Given exercise
Using the data below, repeat all of it precisely.

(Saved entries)
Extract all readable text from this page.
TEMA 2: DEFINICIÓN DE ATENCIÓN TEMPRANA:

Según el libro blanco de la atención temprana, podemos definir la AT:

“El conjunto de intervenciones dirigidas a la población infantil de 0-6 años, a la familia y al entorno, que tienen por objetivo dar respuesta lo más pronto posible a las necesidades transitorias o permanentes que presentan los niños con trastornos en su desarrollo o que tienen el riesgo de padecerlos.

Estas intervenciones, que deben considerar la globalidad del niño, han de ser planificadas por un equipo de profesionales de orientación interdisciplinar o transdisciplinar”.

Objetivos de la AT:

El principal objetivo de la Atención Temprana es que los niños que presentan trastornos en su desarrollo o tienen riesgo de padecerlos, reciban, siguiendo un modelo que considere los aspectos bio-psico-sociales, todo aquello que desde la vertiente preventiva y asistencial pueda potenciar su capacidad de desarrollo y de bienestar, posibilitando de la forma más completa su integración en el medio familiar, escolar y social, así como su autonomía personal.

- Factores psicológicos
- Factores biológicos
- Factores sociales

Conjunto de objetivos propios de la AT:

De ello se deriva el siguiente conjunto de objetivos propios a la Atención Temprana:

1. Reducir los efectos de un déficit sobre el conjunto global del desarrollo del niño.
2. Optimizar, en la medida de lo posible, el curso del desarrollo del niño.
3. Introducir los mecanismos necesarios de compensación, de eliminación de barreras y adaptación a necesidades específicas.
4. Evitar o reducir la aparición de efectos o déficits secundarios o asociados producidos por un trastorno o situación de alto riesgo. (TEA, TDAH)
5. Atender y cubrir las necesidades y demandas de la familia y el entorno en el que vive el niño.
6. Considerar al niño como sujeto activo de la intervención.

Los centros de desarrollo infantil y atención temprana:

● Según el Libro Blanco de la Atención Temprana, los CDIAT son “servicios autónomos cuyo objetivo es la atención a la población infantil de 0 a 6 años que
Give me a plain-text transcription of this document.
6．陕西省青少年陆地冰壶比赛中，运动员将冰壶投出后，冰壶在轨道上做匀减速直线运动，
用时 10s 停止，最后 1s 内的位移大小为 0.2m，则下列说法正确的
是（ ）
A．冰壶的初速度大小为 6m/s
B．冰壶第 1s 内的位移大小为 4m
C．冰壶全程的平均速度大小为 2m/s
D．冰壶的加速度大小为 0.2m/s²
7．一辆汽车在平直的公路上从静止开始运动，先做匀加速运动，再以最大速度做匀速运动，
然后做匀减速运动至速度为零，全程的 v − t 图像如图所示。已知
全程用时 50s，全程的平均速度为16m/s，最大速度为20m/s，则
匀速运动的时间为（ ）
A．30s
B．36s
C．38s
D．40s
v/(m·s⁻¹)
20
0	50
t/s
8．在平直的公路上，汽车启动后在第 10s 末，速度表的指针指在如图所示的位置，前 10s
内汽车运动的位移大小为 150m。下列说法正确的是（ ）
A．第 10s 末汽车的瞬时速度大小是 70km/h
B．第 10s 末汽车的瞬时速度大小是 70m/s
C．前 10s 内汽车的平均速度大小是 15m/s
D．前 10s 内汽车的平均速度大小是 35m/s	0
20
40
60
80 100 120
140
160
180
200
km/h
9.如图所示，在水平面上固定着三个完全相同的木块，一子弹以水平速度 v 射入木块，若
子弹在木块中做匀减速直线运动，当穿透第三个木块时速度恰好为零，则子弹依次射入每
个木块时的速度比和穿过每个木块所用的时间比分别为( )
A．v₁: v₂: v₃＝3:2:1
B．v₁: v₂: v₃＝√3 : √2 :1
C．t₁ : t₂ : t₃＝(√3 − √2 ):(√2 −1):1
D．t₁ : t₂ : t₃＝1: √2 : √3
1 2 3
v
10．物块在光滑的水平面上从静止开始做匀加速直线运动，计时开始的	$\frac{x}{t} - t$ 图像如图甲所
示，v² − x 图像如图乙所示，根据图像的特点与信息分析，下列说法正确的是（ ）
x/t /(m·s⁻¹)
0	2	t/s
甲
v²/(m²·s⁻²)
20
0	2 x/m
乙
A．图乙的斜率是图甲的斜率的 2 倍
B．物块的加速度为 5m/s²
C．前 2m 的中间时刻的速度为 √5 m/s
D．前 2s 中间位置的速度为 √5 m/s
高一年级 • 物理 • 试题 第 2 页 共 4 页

Task output
Extract all readable text from this page.
TEMA 2: DEFINICIÓN DE ATENCIÓN TEMPRANA:

Según el libro blanco de la atención temprana, podemos definir la AT:

“El conjunto de intervenciones dirigidas a la población infantil de 0-6 años, a la familia y al entorno, que tienen por objetivo dar respuesta lo más pronto posible a las necesidades transitorias o permanentes que presentan los niños con trastornos en su desarrollo o que tienen el riesgo de padecerlos.

Estas intervenciones, que deben considerar la globalidad del niño, han de ser planificadas por un equipo de profesionales de orientación interdisciplinar o transdisciplinar”.

Objetivos de la AT:

El principal objetivo de la Atención Temprana es que los niños que presentan trastornos en su desarrollo o tienen riesgo de padecerlos, reciban, siguiendo un modelo que considere los aspectos bio-psico-sociales, todo aquello que desde la vertiente preventiva y asistencial pueda potenciar su capacidad de desarrollo y de bienestar, posibilitando de la forma más completa su integración en el medio familiar, escolar y social, así como su autonomía personal.

- Factores psicológicos
- Factores biológicos
- Factores sociales

Conjunto de objetivos propios de la AT:

De ello se deriva el siguiente conjunto de objetivos propios a la Atención Temprana:

1. Reducir los efectos de un déficit sobre el conjunto global del desarrollo del niño.
2. Optimizar, en la medida de lo posible, el curso del desarrollo del niño.
3. Introducir los mecanismos necesarios de compensación, de eliminación de barreras y adaptación a necesidades específicas.
4. Evitar o reducir la aparición de efectos o déficits secundarios o asociados producidos por un trastorno o situación de alto riesgo. (TEA, TDAH)
5. Atender y cubrir las necesidades y demandas de la familia y el entorno en el que vive el niño.
6. Considerar al niño como sujeto activo de la intervención.

Los centros de desarrollo infantil y atención temprana:

● Según el Libro Blanco de la Atención Temprana, los CDIAT son “servicios autónomos cuyo objetivo es la atención a la población infantil de 0 a 6 años que
Give me a plain-text transcription of this document.
6．陕西省青少年陆地冰壶比赛中，运动员将冰壶投出后，冰壶在轨道上做匀减速直线运动，
用时 10s 停止，最后 1s 内的位移大小为 0.2m，则下列说法正确的
是（ ）
A．冰壶的初速度大小为 6m/s
B．冰壶第 1s 内的位移大小为 4m
C．冰壶全程的平均速度大小为 2m/s
D．冰壶的加速度大小为 0.2m/s²
7．一辆汽车在平直的公路上从静止开始运动，先做匀加速运动，再以最大速度做匀速运动，
然后做匀减速运动至速度为零，全程的 v − t 图像如图所示。已知
全程用时 50s，全程的平均速度为16m/s，最大速度为20m/s，则
匀速运动的时间为（ ）
A．30s
B．36s
C．38s
D．40s
v/(m·s⁻¹)
20
0	50
t/s
8．在平直的公路上，汽车启动后在第 10s 末，速度表的指针指在如图所示的位置，前 10s
内汽车运动的位移大小为 150m。下列说法正确的是（ ）
A．第 10s 末汽车的瞬时速度大小是 70km/h
B．第 10s 末汽车的瞬时速度大小是 70m/s
C．前 10s 内汽车的平均速度大小是 15m/s
D．前 10s 内汽车的平均速度大小是 35m/s	0
20
40
60
80 100 120
140
160
180
200
km/h
9.如图所示，在水平面上固定着三个完全相同的木块，一子弹以水平速度 v 射入木块，若
子弹在木块中做匀减速直线运动，当穿透第三个木块时速度恰好为零，则子弹依次射入每
个木块时的速度比和穿过每个木块所用的时间比分别为( )
A．v₁: v₂: v₃＝3:2:1
B．v₁: v₂: v₃＝√3 : √2 :1
C．t₁ : t₂ : t₃＝(√3 − √2 ):(√2 −1):1
D．t₁ : t₂ : t₃＝1: √2 : √3
1 2 3
v
10．物块在光滑的水平面上从静止开始做匀加速直线运动，计时开始的	$\frac{x}{t} - t$ 图像如图甲所
示，v² − x 图像如图乙所示，根据图像的特点与信息分析，下列说法正确的是（ ）
x/t /(m·s⁻¹)
0	2	t/s
甲
v²/(m²·s⁻²)
20
0	2 x/m
乙
A．图乙的斜率是图甲的斜率的 2 倍
B．物块的加速度为 5m/s²
C．前 2m 的中间时刻的速度为 √5 m/s
D．前 2s 中间位置的速度为 √5 m/s
高一年级 • 物理 • 试题 第 2 页 共 4 页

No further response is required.